Your task is to gather the lines below that hold the string "icon".
· · · ·
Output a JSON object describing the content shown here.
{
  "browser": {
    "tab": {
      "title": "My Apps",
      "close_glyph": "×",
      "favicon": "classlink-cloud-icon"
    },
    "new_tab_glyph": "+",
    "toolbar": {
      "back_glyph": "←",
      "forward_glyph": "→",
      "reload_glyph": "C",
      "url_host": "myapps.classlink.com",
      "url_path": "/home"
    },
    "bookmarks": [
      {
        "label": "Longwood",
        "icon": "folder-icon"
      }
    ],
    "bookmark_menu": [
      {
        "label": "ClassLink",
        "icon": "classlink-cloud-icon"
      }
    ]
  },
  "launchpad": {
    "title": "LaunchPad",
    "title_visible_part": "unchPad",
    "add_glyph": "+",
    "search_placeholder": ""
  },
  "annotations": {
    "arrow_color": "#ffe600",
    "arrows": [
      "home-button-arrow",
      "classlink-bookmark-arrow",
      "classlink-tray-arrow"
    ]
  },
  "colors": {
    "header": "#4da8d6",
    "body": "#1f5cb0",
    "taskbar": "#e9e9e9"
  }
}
· · · ·
### WRITTEN RESPONSE
      "favicon": "classlink-cloud-icon"
        "icon": "folder-icon"
        "icon": "classlink-cloud-icon"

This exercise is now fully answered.